> [Instruction]: Go through the lines below and copy each one that holds the string "BINANCE".

Records from a data source

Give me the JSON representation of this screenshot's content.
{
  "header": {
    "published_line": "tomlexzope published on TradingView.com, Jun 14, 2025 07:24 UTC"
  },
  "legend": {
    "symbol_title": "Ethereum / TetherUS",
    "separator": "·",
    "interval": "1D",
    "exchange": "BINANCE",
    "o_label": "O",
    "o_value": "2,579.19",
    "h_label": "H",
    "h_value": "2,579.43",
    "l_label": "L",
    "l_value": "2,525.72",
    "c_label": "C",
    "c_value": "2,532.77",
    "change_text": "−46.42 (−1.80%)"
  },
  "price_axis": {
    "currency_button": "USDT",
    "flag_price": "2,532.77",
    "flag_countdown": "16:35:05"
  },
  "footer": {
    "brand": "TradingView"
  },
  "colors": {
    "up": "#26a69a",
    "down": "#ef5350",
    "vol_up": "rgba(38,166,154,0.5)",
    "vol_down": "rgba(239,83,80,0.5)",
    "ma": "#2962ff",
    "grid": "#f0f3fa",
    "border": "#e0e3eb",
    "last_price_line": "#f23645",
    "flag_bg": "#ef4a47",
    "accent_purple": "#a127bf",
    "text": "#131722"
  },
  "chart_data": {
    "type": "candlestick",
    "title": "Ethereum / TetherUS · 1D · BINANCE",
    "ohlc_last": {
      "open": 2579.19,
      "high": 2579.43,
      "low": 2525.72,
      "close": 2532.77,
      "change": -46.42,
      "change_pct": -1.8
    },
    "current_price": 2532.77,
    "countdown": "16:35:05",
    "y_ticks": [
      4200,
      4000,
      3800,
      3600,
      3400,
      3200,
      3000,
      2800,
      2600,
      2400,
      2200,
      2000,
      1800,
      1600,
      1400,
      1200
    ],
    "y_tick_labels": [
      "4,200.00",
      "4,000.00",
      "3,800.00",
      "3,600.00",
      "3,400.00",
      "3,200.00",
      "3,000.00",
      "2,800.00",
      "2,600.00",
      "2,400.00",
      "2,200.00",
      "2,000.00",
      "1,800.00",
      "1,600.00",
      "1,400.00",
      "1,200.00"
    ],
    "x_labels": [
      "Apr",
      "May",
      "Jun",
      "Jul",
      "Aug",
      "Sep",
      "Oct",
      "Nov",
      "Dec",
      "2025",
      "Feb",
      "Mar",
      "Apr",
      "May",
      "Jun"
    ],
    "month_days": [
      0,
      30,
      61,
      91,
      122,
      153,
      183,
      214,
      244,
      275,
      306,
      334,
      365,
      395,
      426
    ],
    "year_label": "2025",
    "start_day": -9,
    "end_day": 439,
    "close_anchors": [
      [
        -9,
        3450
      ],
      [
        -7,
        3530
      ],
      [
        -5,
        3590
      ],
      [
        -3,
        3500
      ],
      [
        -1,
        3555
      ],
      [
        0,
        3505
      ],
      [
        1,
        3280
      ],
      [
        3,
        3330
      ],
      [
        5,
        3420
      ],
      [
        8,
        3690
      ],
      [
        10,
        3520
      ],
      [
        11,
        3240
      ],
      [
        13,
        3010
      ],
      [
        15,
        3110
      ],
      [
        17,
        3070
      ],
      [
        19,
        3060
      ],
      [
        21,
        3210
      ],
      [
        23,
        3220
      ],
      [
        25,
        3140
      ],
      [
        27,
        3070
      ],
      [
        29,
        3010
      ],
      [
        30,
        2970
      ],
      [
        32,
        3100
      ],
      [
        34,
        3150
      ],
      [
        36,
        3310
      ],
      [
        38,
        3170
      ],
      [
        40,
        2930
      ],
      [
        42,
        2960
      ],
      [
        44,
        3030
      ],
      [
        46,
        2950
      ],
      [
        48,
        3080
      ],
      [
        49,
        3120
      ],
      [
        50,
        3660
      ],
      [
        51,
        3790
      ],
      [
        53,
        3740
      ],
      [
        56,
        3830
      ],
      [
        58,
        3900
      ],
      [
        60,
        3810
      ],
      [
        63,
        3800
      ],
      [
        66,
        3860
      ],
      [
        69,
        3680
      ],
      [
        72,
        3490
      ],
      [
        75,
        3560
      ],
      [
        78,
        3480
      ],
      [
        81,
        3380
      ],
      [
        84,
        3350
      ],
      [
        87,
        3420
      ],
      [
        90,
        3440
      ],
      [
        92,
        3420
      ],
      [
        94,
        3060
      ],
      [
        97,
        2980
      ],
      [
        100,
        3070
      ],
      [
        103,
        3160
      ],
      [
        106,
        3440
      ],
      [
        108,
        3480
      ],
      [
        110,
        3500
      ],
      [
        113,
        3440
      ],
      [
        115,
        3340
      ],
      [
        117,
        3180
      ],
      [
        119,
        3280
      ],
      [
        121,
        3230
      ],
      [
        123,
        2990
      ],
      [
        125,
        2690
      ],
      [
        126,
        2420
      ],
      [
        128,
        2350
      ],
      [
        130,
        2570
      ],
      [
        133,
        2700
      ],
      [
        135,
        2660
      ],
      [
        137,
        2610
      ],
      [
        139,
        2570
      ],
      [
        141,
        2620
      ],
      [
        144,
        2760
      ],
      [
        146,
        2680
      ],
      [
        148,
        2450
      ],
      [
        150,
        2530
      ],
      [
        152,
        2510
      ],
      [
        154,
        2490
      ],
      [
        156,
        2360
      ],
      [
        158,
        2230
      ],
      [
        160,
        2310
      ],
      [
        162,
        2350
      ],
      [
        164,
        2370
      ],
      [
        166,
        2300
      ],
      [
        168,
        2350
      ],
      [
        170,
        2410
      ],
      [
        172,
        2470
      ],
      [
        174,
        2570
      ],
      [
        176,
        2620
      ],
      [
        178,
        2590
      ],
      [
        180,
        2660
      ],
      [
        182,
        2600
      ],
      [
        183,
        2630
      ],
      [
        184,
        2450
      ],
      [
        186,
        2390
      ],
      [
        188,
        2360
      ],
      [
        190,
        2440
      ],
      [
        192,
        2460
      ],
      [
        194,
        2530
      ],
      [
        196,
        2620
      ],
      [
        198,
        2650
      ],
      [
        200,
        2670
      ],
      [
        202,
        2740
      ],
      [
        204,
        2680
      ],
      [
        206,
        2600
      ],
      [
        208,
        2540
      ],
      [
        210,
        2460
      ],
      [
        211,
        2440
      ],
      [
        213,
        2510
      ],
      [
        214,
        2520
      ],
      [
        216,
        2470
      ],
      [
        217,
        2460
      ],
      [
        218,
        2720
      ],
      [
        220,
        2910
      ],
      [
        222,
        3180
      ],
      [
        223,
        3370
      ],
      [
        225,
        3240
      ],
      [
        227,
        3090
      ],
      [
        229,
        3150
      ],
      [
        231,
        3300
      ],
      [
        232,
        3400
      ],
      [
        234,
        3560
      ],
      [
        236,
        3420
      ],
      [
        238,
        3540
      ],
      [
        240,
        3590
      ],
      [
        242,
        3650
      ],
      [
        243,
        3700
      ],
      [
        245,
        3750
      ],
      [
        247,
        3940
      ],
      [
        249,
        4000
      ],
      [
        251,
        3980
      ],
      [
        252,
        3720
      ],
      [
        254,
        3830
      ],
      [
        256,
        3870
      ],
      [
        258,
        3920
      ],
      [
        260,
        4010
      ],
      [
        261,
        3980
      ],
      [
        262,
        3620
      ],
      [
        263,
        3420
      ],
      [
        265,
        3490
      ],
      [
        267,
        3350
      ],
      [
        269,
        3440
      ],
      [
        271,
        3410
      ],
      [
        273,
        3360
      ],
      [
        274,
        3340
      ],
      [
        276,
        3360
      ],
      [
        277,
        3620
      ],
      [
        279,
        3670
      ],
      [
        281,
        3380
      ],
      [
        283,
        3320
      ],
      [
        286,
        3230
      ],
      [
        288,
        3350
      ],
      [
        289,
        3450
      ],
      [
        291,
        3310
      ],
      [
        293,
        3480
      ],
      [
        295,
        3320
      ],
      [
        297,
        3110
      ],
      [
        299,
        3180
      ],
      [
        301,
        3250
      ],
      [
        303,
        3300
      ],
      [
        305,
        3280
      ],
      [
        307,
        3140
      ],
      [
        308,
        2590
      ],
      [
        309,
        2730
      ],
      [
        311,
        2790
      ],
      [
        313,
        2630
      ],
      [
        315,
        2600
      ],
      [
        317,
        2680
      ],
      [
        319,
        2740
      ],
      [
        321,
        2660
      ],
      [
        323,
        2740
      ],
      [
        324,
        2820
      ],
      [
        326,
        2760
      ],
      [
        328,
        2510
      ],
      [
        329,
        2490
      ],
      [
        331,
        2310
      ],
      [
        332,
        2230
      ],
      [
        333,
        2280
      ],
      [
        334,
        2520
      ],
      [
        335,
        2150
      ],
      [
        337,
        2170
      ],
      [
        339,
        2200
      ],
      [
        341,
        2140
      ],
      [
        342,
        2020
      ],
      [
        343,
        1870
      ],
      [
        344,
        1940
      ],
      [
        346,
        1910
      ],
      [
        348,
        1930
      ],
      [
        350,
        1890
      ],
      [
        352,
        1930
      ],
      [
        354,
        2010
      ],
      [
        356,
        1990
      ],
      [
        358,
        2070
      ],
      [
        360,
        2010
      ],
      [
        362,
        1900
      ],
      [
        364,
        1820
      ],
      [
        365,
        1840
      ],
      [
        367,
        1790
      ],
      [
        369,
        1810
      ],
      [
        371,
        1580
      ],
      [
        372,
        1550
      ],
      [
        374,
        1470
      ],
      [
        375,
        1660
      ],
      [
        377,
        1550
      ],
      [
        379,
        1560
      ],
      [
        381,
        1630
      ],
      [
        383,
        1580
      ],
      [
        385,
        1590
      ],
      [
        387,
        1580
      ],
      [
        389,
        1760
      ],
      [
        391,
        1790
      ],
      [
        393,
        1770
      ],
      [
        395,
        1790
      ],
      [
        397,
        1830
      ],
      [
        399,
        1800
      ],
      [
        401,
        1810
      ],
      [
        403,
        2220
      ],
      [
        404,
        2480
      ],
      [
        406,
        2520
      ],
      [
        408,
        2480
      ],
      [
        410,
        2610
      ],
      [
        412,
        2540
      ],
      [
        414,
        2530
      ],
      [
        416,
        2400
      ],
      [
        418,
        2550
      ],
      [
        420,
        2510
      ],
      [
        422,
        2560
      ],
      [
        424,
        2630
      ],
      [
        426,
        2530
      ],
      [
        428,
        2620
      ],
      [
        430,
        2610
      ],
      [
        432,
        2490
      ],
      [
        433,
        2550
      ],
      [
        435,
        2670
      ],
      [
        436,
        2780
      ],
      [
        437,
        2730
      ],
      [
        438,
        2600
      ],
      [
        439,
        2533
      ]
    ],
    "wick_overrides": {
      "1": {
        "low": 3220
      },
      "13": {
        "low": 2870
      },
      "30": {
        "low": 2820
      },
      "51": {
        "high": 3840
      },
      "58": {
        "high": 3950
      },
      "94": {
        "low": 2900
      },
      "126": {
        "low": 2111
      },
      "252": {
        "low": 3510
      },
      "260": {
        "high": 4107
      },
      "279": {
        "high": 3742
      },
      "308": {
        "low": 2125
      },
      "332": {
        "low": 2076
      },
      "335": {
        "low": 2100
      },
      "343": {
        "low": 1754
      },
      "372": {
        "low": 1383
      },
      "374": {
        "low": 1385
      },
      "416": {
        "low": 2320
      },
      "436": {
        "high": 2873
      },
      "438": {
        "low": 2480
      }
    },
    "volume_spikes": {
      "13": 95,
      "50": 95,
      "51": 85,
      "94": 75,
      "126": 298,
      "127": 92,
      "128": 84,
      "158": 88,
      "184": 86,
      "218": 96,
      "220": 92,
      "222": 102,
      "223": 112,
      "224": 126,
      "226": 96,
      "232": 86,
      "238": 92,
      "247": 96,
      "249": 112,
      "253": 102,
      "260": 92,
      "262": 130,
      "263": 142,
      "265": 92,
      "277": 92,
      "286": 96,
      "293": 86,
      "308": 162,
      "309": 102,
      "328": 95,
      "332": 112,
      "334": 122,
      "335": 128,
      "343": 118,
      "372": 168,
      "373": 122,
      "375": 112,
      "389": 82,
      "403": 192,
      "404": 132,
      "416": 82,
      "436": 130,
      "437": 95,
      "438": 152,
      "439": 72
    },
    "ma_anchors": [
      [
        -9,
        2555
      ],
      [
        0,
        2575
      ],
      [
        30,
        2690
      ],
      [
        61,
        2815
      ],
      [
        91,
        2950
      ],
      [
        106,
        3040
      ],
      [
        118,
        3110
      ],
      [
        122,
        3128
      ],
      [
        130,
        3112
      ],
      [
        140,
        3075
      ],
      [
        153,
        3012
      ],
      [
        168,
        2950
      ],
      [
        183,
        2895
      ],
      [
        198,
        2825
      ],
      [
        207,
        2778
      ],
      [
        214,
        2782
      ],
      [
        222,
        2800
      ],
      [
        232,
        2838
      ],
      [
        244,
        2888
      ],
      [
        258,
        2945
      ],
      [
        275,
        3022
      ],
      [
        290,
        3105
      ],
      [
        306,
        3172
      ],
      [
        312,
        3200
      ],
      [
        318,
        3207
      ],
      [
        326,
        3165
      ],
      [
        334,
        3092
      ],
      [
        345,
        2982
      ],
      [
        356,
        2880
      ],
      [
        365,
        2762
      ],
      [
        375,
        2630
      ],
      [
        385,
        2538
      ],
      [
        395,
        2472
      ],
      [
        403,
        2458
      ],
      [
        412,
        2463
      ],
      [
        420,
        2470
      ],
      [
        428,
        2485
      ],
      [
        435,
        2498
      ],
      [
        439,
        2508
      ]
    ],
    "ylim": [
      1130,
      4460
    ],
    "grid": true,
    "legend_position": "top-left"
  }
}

> [Task response]:
    "exchange": "BINANCE",
    "title": "Ethereum / TetherUS · 1D · BINANCE",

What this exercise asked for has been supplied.